Select the lines below containing the word "this".

[Collected data entries]
§

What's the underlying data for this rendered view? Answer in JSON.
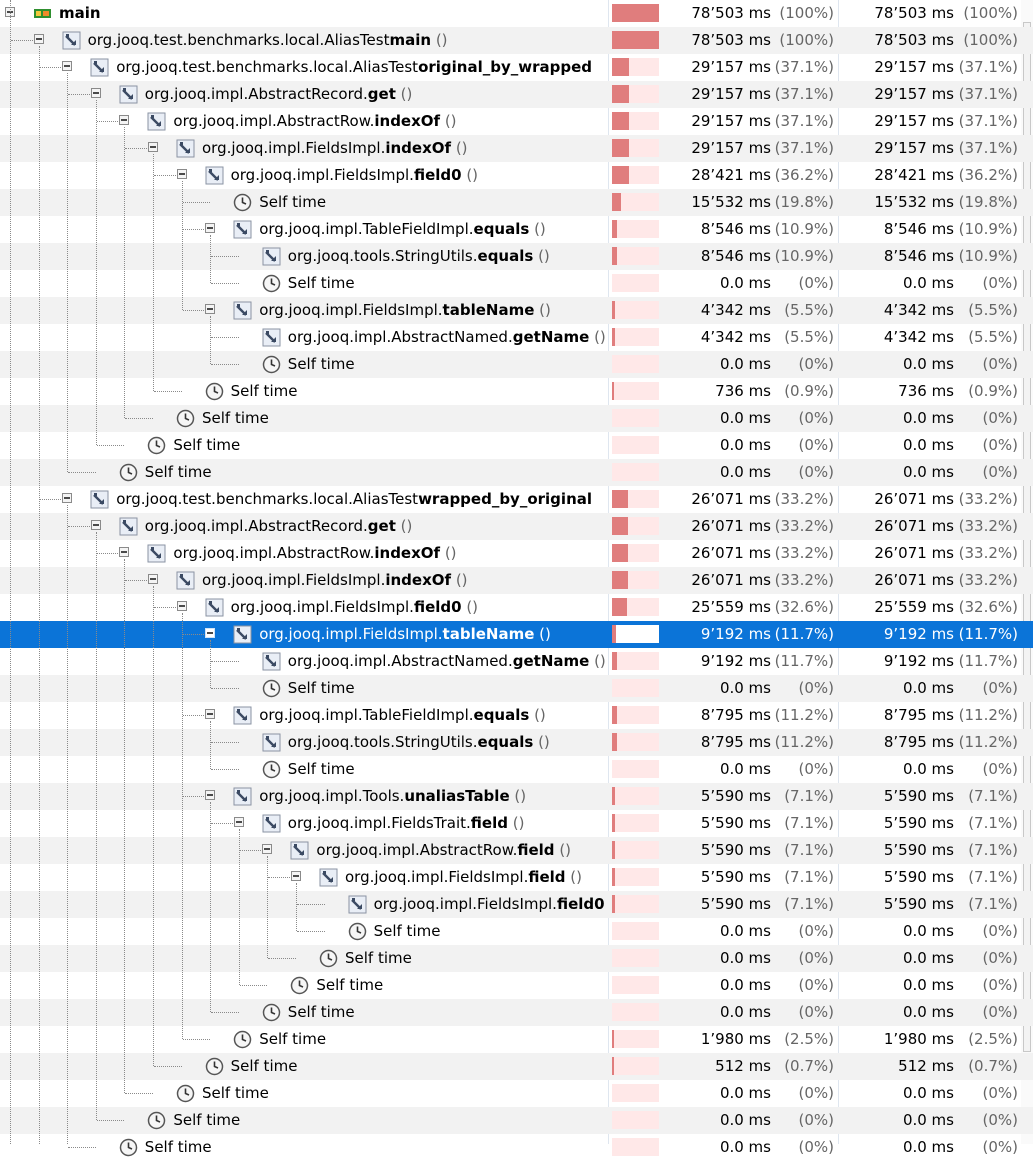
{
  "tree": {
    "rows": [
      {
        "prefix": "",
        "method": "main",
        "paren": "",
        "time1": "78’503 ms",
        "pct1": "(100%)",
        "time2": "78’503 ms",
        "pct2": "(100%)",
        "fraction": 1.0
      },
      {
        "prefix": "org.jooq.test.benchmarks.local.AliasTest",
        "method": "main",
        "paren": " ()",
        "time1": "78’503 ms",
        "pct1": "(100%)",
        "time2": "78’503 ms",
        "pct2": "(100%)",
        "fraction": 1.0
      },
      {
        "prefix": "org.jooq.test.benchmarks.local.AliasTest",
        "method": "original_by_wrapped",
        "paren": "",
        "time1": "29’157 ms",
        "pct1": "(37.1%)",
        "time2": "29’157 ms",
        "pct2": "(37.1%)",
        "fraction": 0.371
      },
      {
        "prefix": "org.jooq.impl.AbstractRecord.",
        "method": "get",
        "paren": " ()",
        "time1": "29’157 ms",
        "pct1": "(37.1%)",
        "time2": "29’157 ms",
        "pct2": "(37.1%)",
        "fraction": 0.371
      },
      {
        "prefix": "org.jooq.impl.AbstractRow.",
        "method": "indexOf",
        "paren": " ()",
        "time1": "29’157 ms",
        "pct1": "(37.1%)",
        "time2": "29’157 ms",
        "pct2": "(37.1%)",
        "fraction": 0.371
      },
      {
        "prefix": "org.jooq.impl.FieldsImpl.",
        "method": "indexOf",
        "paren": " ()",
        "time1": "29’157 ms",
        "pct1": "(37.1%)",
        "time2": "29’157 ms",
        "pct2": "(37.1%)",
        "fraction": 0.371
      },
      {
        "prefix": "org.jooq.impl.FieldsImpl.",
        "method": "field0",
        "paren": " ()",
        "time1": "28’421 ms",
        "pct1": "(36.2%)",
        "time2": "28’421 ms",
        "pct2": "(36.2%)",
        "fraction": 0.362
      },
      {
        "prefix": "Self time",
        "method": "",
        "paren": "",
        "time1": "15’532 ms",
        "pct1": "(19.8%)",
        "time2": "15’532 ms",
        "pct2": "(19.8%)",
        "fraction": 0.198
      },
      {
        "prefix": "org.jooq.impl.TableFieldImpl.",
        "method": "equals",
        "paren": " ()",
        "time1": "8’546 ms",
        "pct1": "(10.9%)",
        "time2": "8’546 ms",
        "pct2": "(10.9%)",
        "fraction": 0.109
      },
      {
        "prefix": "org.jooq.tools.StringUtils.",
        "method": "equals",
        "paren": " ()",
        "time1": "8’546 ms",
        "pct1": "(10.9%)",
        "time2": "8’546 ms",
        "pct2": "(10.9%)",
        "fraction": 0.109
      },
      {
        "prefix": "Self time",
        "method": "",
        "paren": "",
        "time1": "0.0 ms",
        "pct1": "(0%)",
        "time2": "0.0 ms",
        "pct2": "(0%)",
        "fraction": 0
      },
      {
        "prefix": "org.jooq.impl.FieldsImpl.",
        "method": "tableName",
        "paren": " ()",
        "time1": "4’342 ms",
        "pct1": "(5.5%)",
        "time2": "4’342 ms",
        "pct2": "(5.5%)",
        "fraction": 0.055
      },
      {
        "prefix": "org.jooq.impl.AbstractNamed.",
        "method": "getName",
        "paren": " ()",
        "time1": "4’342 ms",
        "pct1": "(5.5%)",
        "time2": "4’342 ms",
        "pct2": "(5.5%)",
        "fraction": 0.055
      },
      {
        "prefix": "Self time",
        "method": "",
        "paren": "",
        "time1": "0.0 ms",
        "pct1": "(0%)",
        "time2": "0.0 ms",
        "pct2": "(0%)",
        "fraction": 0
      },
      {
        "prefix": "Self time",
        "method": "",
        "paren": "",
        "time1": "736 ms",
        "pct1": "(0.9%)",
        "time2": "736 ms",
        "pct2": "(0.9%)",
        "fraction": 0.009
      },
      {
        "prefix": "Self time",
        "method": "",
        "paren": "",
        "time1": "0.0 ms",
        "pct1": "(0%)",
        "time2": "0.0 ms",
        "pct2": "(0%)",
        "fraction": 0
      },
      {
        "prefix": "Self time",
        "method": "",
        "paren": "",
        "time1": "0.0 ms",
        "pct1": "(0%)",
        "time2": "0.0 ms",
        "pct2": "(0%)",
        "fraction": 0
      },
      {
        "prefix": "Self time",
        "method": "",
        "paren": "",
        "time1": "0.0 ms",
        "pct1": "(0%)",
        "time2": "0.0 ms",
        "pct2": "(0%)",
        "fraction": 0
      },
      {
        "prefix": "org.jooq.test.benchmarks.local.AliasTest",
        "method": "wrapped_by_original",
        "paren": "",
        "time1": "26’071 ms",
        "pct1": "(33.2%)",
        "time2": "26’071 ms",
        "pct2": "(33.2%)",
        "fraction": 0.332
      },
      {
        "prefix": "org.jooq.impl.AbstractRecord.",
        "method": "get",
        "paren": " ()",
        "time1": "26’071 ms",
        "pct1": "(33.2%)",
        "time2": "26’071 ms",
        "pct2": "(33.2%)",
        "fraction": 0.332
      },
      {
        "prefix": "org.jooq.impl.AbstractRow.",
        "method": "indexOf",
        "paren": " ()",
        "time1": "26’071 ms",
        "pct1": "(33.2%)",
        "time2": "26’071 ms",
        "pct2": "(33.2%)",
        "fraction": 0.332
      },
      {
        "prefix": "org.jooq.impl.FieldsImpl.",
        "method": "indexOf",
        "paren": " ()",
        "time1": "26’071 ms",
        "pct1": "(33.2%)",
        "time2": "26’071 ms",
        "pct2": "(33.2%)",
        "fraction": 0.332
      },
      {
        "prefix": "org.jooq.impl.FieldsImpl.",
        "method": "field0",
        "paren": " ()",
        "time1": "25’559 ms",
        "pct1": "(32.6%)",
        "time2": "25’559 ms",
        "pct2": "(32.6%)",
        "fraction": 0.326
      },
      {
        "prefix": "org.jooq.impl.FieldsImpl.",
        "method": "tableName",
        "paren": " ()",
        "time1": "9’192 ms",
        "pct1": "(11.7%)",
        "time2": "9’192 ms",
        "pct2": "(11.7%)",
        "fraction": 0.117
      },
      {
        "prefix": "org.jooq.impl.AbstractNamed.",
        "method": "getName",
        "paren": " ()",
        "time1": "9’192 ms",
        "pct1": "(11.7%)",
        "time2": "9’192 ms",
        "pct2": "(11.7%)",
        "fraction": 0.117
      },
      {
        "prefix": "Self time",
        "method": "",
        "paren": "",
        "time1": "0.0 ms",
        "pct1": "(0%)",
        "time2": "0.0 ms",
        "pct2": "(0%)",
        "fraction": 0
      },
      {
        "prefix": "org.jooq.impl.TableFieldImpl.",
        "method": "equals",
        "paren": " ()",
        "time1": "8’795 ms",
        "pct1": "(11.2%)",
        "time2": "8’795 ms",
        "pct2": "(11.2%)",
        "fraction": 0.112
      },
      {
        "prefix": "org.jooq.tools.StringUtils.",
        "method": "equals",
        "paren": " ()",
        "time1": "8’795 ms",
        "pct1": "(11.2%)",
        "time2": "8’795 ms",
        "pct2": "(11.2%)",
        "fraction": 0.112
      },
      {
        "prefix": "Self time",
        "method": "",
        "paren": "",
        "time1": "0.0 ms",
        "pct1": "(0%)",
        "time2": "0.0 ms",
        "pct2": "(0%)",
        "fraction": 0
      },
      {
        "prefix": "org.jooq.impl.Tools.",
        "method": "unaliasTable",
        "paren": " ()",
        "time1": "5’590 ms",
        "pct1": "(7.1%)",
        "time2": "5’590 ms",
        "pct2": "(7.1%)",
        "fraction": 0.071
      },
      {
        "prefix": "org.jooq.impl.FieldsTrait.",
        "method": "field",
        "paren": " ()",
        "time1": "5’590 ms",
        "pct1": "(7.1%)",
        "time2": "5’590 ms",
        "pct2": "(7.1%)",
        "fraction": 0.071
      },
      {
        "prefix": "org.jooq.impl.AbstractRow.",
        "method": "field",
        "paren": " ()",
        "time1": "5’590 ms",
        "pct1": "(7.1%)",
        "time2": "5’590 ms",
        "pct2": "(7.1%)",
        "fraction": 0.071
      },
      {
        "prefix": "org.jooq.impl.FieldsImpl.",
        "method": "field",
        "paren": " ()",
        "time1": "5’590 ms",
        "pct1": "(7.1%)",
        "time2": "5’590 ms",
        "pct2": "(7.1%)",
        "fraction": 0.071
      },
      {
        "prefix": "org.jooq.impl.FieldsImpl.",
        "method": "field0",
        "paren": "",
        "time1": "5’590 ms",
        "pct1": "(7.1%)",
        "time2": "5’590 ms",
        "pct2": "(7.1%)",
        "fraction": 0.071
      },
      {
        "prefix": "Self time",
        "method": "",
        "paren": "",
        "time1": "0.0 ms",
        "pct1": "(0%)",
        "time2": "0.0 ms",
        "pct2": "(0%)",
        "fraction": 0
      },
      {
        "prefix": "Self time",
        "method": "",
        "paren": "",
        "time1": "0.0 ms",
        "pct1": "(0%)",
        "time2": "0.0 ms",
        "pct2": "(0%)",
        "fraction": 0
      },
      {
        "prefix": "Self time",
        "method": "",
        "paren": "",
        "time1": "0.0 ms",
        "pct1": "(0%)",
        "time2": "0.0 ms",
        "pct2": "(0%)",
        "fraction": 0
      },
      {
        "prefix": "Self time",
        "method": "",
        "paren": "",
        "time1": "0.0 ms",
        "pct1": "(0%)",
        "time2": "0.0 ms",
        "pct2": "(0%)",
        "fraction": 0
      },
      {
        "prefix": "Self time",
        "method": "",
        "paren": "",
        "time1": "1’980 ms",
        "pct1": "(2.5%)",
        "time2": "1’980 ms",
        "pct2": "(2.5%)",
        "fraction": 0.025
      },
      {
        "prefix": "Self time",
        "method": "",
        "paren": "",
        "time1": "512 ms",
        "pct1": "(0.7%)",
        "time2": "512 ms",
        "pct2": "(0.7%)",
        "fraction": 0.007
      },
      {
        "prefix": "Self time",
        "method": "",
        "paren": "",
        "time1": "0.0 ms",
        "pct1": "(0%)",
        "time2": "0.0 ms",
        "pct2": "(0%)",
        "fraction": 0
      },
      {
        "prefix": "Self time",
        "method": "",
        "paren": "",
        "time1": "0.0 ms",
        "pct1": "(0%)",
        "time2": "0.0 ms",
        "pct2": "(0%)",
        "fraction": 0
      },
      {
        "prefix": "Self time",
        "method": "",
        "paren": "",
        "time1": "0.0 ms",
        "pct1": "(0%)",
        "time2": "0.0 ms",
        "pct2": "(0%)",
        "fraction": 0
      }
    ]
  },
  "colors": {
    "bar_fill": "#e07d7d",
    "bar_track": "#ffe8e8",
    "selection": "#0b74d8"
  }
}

§

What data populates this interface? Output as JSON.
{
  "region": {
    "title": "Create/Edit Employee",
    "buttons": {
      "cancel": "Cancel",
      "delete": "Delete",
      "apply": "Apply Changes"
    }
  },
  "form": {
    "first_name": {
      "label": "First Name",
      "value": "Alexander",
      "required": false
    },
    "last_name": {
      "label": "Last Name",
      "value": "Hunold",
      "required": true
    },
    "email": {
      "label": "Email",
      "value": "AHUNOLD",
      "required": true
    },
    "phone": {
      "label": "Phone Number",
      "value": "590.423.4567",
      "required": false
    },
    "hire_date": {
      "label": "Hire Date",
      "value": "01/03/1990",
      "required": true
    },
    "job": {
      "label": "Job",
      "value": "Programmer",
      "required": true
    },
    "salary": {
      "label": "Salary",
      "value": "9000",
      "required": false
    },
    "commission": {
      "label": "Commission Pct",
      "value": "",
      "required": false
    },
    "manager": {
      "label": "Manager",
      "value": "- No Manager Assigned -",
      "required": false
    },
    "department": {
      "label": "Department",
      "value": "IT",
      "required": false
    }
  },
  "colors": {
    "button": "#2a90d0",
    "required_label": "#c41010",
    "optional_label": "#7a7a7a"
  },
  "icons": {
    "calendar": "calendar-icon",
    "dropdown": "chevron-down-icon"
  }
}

§

▸ **WRITTEN REPLY**:
What's the underlying data for this rendered view? Answer in JSON.
What data populates this interface? Output as JSON.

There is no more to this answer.